• _Exercise requirements_:
Filter the entries that follow, copying every line in which the word "проведение" appears.

• _Supplied information_:
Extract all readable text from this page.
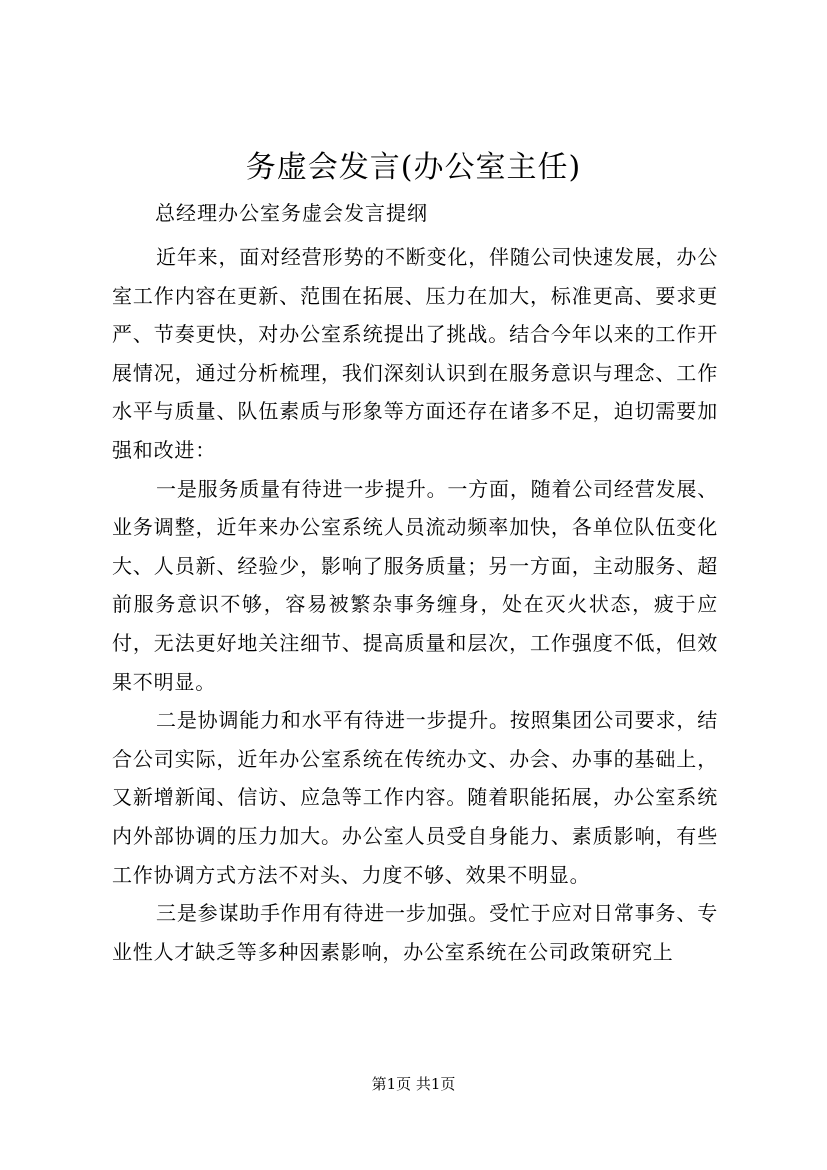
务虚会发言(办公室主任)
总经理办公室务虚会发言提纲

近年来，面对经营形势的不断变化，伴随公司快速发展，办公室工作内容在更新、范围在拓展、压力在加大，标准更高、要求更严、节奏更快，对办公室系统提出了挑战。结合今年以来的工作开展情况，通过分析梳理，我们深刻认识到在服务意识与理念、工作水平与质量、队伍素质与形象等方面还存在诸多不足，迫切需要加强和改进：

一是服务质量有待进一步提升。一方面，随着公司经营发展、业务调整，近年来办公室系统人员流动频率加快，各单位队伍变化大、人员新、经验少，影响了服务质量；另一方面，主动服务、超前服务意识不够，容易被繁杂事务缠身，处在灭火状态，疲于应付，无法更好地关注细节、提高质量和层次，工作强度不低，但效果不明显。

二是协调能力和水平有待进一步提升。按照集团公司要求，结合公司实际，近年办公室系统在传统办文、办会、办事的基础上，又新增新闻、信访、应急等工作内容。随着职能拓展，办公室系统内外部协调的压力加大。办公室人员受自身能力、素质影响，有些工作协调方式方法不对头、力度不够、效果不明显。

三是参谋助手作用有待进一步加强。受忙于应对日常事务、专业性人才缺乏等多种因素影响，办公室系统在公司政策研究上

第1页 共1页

==

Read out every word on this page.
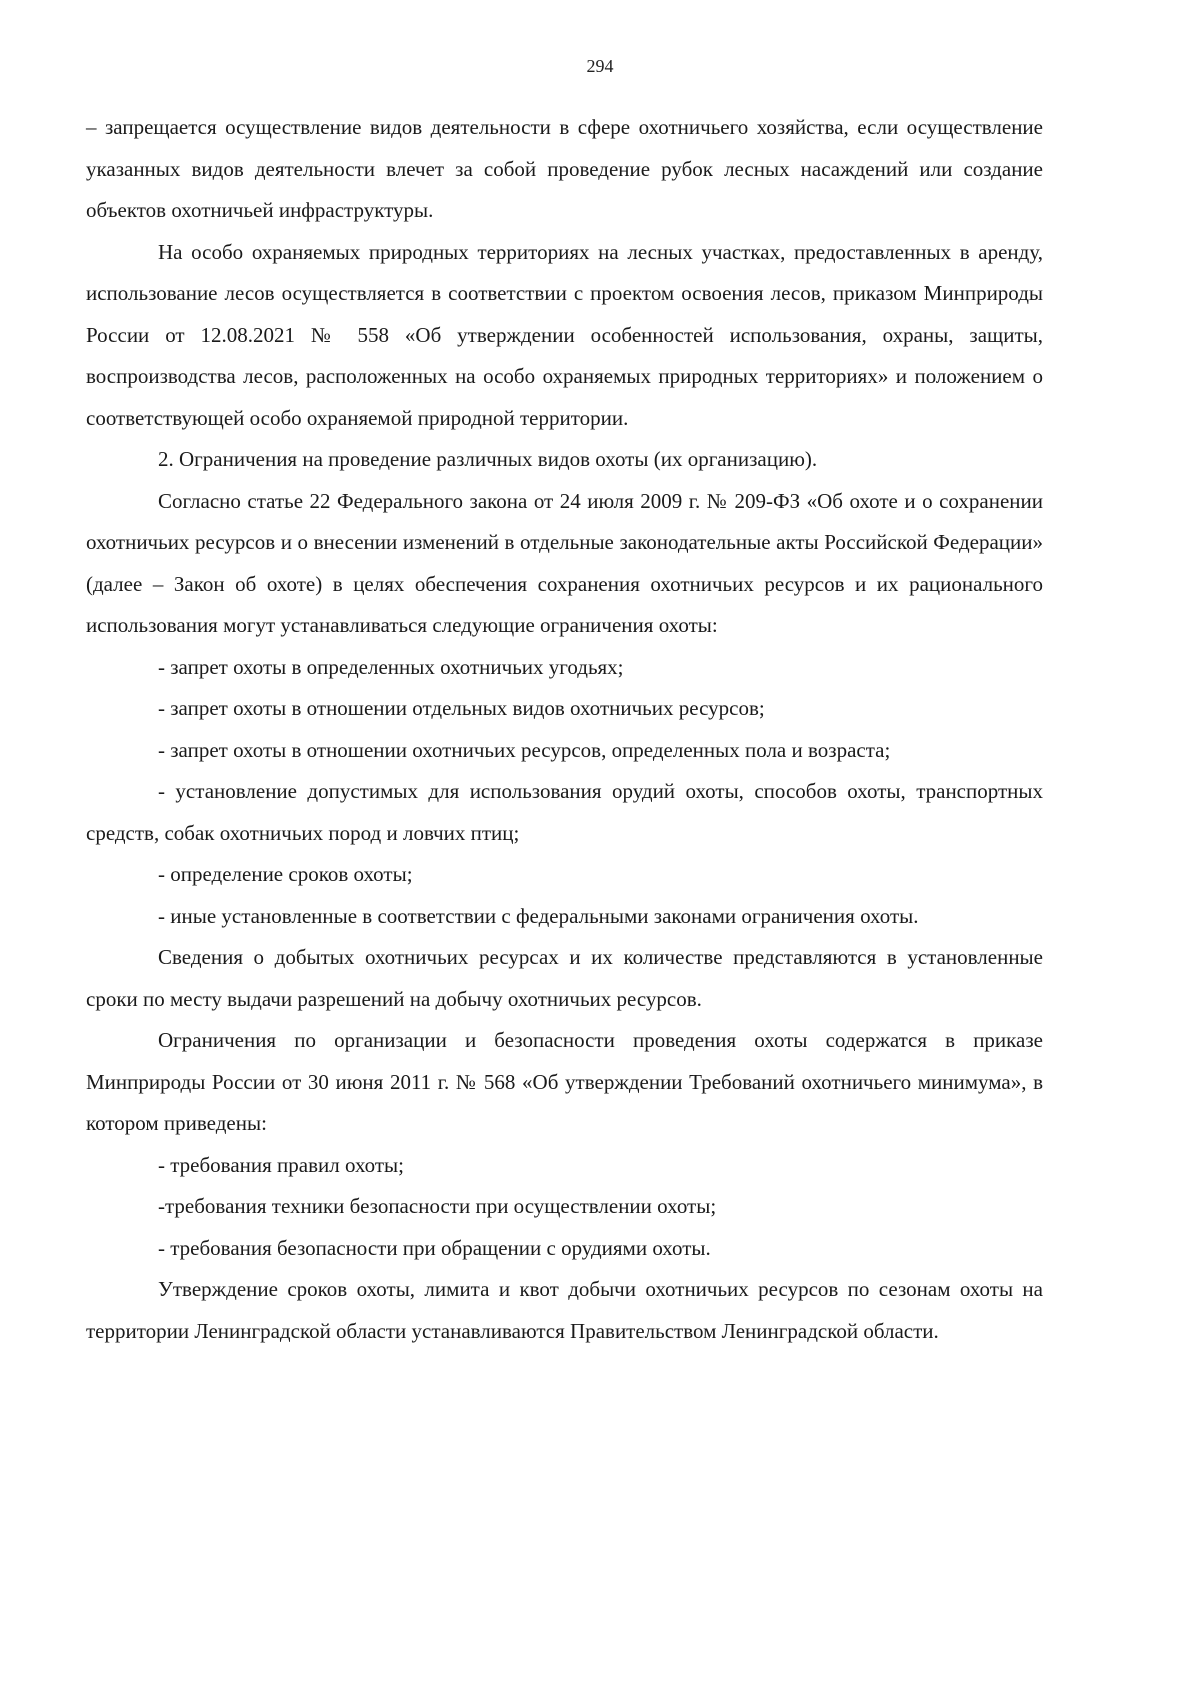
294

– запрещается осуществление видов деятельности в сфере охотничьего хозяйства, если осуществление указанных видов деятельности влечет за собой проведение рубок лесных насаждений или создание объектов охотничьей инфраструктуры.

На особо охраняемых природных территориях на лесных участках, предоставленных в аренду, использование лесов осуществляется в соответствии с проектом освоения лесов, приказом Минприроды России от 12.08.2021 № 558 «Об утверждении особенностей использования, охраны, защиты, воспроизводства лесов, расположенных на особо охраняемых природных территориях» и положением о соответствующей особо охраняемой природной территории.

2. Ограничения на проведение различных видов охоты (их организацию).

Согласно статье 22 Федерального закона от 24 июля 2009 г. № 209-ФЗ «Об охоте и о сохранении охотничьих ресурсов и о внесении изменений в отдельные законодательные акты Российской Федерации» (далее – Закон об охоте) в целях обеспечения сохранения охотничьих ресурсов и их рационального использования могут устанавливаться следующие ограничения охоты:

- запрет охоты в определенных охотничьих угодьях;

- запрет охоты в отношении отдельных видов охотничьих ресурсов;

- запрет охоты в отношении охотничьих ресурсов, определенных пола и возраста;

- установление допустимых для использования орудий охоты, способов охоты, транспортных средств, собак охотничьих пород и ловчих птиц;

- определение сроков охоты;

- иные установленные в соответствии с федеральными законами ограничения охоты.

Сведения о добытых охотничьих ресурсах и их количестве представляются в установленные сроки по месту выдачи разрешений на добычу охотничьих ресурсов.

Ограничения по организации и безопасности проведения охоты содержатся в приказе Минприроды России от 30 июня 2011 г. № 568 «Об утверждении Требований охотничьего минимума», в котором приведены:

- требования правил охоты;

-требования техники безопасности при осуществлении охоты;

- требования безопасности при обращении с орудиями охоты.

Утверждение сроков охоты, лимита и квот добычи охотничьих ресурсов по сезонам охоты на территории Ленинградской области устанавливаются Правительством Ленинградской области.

• _Result of the exercise_:
– запрещается осуществление видов деятельности в сфере охотничьего хозяйства, если осуществление указанных видов деятельности влечет за собой проведение рубок лесных насаждений или создание объектов охотничьей инфраструктуры.
2. Ограничения на проведение различных видов охоты (их организацию).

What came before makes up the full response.